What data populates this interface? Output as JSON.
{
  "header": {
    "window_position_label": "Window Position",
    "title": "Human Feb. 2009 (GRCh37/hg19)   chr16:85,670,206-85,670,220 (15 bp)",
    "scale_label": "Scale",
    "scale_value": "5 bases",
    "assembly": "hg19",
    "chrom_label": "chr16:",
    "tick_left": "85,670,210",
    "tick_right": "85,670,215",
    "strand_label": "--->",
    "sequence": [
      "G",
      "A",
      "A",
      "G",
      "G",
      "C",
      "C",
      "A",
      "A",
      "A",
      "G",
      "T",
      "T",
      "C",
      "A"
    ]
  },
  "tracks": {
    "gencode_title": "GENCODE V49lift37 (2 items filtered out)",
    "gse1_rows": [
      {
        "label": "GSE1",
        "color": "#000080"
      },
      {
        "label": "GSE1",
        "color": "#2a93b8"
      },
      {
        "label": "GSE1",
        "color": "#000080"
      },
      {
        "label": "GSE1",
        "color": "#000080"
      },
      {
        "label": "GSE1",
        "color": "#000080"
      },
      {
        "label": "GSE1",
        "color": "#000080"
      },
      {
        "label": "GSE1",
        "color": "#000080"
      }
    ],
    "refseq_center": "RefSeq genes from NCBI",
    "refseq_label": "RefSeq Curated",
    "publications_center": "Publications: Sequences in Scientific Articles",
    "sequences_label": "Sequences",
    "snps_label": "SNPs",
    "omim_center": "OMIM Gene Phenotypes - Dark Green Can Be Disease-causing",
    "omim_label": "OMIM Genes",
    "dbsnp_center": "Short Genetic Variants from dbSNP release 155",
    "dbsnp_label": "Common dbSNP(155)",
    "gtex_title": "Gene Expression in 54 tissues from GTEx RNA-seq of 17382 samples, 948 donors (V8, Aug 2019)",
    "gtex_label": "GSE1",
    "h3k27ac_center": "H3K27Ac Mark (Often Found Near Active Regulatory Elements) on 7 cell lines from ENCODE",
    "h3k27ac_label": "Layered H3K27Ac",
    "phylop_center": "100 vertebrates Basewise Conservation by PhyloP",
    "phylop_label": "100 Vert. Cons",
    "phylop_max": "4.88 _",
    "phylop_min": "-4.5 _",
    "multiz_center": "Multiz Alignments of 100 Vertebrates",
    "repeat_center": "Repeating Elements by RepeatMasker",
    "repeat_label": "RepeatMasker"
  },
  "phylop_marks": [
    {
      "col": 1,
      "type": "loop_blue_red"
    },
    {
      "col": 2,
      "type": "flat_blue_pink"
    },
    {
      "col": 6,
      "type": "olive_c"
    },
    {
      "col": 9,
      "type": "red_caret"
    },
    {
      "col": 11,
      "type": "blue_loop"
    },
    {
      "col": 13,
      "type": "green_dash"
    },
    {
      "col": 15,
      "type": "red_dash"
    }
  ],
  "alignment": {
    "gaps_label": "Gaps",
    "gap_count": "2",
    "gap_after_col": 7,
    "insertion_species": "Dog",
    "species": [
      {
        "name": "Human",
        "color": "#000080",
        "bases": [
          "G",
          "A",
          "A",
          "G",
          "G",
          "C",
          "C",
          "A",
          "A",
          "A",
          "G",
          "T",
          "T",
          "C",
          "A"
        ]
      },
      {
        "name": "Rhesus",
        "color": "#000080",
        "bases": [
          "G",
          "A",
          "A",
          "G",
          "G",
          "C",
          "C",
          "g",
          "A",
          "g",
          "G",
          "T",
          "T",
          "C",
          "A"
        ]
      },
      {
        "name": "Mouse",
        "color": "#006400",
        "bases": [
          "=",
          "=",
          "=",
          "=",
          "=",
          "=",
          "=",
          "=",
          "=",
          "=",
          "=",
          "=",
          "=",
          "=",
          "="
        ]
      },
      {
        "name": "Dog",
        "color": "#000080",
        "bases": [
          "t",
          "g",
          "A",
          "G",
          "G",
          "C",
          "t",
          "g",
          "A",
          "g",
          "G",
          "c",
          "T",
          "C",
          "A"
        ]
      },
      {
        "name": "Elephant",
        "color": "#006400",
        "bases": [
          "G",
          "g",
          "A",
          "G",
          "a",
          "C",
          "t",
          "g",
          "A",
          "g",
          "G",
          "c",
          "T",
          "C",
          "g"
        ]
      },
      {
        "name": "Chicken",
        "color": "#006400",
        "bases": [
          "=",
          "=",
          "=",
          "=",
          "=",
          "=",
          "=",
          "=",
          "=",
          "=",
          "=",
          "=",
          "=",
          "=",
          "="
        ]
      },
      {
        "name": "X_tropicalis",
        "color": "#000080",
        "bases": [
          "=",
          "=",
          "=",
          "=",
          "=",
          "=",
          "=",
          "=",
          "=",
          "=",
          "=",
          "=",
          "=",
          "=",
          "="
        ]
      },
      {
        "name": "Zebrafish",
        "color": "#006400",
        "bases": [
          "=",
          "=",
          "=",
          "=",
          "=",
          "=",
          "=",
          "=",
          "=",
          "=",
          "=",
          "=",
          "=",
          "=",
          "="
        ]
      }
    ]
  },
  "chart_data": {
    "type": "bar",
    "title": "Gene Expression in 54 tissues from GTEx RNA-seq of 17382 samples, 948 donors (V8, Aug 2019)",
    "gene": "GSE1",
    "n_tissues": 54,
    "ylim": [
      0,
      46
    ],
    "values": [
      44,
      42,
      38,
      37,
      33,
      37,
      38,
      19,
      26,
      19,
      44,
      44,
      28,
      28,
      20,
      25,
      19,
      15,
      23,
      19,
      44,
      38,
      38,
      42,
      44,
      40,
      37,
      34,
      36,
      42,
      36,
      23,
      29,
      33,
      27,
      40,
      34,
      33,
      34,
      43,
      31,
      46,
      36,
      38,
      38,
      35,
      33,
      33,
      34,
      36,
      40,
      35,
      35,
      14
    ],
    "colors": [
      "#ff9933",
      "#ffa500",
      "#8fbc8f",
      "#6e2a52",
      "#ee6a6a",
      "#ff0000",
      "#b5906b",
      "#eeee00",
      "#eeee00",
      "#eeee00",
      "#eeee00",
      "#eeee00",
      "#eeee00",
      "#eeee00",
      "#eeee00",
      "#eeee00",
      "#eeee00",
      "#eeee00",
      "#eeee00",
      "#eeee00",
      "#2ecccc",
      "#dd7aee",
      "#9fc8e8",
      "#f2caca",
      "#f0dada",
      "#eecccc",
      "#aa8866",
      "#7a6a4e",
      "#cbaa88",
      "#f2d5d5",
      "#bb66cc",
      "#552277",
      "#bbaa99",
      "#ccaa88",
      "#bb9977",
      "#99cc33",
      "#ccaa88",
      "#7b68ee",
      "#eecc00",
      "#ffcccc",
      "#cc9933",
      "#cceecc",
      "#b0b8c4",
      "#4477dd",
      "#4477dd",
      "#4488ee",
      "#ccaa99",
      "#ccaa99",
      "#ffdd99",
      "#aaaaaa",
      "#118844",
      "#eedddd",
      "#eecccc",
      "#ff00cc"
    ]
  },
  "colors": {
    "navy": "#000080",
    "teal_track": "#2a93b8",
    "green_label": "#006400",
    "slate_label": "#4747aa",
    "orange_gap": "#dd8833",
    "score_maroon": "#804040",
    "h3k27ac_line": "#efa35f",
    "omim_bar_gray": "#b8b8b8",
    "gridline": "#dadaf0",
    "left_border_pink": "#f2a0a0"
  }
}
==========
### TASK PROMPT
State the number of lines above that hold the word "Elements", and say nothing else.

### EXPECTED ANSWER
2